• ESERCIZIO 1: Nel brano su meditazione e psicoterapia, che ruolo ha il respiro per il sufismo?
• ESERCIZIO 2: Porta avanti il brano su meditazione e psicoterapia dopo la sua ultima frase.
----- BRANO -----
Per fare un altro esempio, per il sufismo, la parte più spirituale dell’Islam, il respiro è uno dei temi fondamentali della pratica meditativa, anche come strumento di connessione con la fonte di energia che mantiene in vita il mondo.
Tornando al confronto con l’approccio psicoterapeutico, la meditazione permette un’apertura ad una consapevolezza interiore maggiore, ma può anche essere utilizzata per sfuggire dai problemi psicologici. Quindi, può rappresentare la scelta di un ritiro passivo verso il proprio mondo interiore o una migliore gestione del proprio rapporto col mondo attraverso l’autoscoperta.

A mio avviso, a volte può essere facile confondere l’integrazione e l’analisi dei contenuti di consapevolezza in psicoterapia con la presenza e l’osservazione del processo di consapevolezza in meditazione. Ciò mi porta a considerare la non utilità del ridurre lo yoga e la meditazione a semplici tecniche di autoaiuto psicologico o di rilassamento.
In realtà, la psicoterapia non può sostituire la meditazione e viceversa.
----- DATI SALVATI -----
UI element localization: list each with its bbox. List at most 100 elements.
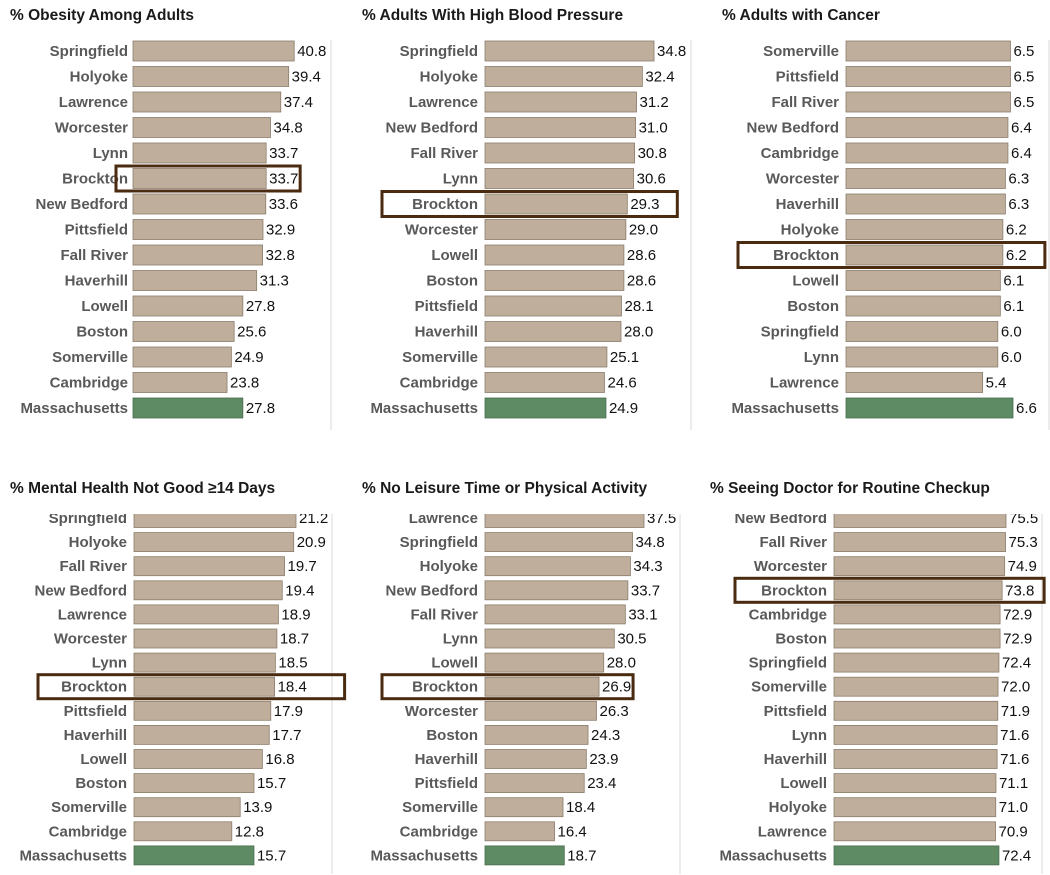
category-label: Cambridge <box>400 823 478 840</box>
category-label: Lowell <box>780 775 827 792</box>
category-label: Massachusetts <box>19 847 127 864</box>
category-label: Worcester <box>754 558 827 575</box>
bar-chart-routine-checkup: New Bedford 75.5 Fall River 75.3 Worcester 74… <box>719 514 1046 874</box>
bar <box>833 580 1003 601</box>
category-label: Lawrence <box>770 375 839 392</box>
value-label: 16.8 <box>265 751 294 768</box>
bar <box>484 270 625 291</box>
bar <box>484 219 627 240</box>
category-label: Massachusetts <box>719 847 827 864</box>
value-label: 5.4 <box>986 375 1007 392</box>
bar <box>833 532 1006 553</box>
bar <box>484 556 631 577</box>
category-label: New Bedford <box>385 120 478 137</box>
category-label: Brockton <box>412 196 478 213</box>
category-label: Lynn <box>792 727 827 744</box>
bar <box>484 580 629 601</box>
bar <box>484 321 622 342</box>
value-label: 27.8 <box>246 400 275 417</box>
bar <box>133 749 263 769</box>
value-label: 23.4 <box>587 775 616 792</box>
value-label: 6.1 <box>1003 298 1024 315</box>
bar <box>833 556 1006 577</box>
bar <box>484 604 626 625</box>
bar <box>845 270 1001 291</box>
value-label: 24.6 <box>607 375 636 392</box>
category-label: Brockton <box>773 247 839 264</box>
value-label: 72.9 <box>1003 606 1032 623</box>
value-label: 72.4 <box>1002 655 1031 672</box>
value-label: 71.6 <box>1000 727 1029 744</box>
category-label: Cambridge <box>761 145 839 162</box>
category-label: Boston <box>775 631 827 648</box>
bar <box>132 168 267 189</box>
bar <box>484 532 633 553</box>
bar-chart-obesity: Springfield 40.8 Holyoke 39.4 Lawrence 37.4 Wo… <box>20 40 332 430</box>
category-label: Massachusetts <box>20 400 128 417</box>
category-label: Lawrence <box>758 823 827 840</box>
bar <box>845 321 999 342</box>
category-label: Holyoke <box>69 534 127 551</box>
bar <box>484 797 564 818</box>
bar <box>484 372 605 393</box>
bar-chart-blood-pressure: Springfield 34.8 Holyoke 32.4 Lawrence 31.2 Ne… <box>370 40 692 430</box>
value-label: 74.9 <box>1008 558 1037 575</box>
value-label: 30.6 <box>637 171 666 188</box>
bar <box>833 514 1007 528</box>
category-label: New Bedford <box>385 582 478 599</box>
value-label: 34.3 <box>633 558 662 575</box>
value-label: 26.9 <box>602 679 631 696</box>
value-label: 21.2 <box>299 514 328 527</box>
value-label: 75.5 <box>1009 514 1038 527</box>
state-bar <box>484 845 565 866</box>
value-label: 27.8 <box>246 298 275 315</box>
value-label: 16.4 <box>558 823 587 840</box>
bar <box>133 514 297 528</box>
category-label: Worcester <box>766 171 839 188</box>
bar <box>845 372 984 393</box>
bar <box>833 676 999 697</box>
value-label: 6.5 <box>1013 69 1034 86</box>
chart-title: % Mental Health Not Good ≥14 Days <box>10 480 276 497</box>
bar <box>133 532 295 553</box>
chart-title: % Adults With High Blood Pressure <box>362 7 624 24</box>
bar-chart-cancer: Somerville 6.5 Pittsfield 6.5 Fall River 6.5 N… <box>731 40 1050 430</box>
chart-title: % No Leisure Time or Physical Activity <box>362 480 648 497</box>
category-label: Somerville <box>52 349 128 366</box>
category-label: Lynn <box>804 349 839 366</box>
category-label: Springfield <box>49 514 127 527</box>
category-label: Boston <box>76 324 128 341</box>
bar <box>132 244 264 266</box>
value-label: 37.5 <box>647 514 676 527</box>
value-label: 18.7 <box>280 631 309 648</box>
value-label: 71.6 <box>1000 751 1029 768</box>
bar <box>833 773 997 794</box>
category-label: Worcester <box>54 631 127 648</box>
category-label: Pittsfield <box>764 703 827 720</box>
bar <box>833 628 1001 649</box>
value-label: 28.0 <box>607 655 636 672</box>
value-label: 6.5 <box>1013 94 1034 111</box>
state-bar <box>133 845 255 866</box>
category-label: Holyoke <box>70 69 128 86</box>
category-label: Haverhill <box>65 273 128 290</box>
category-label: Massachusetts <box>731 400 839 417</box>
value-label: 17.7 <box>272 727 301 744</box>
highlight-box <box>380 190 679 218</box>
value-label: 30.5 <box>617 631 646 648</box>
value-label: 6.6 <box>1016 400 1037 417</box>
value-label: 6.1 <box>1003 273 1024 290</box>
category-label: Lynn <box>92 655 127 672</box>
category-label: Brockton <box>412 679 478 696</box>
category-label: Worcester <box>405 222 478 239</box>
bar <box>833 749 998 769</box>
state-bar <box>132 397 244 419</box>
category-label: Haverhill <box>764 751 827 768</box>
value-label: 71.1 <box>999 775 1028 792</box>
value-label: 70.9 <box>999 823 1028 840</box>
bar <box>833 724 998 745</box>
value-label: 28.6 <box>627 273 656 290</box>
value-label: 6.3 <box>1008 171 1029 188</box>
value-label: 18.9 <box>281 606 310 623</box>
category-label: Boston <box>75 775 127 792</box>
-----
• RISPOSTA 1: È uno dei temi fondamentali della pratica meditativa, anche come strumento di connessione con la fonte di energia che mantiene in vita il mondo.

• RISPOSTA 2:
Piuttosto, possono essere percorse insieme da chi è interessato ad un lavoro di crescita e di autorealizzazione ancora più profondo. Altrimenti, la pratica dell’autosservazione e del non attaccamento, che è uno tra gli obiettivi delle discipline meditative, rischia di diventare una fuga dalla realtà quotidiana, qualora magari questa sia vissuta come frustrante, spiacevole.

In quest’ottica, non è utile dal punto di vista psicologico rimanere attaccati alla rabbia, alla paura, all’ansia, ecc. tanto da identificarcisi. Analogamente, non è neanche sinonimo di evoluzione personale addestrarsi al non attaccamento, quindi a vedere da osservatore la propria rabbia o paura, senza integrare tale non attaccamento con una maggiore consapevolezza. Così facendo, si potrebbe trasformare dall’interno l’identificazione dell’intera persona con le sue emozioni e affrontare senza timore il significato delle varie espressioni del proprio Sé.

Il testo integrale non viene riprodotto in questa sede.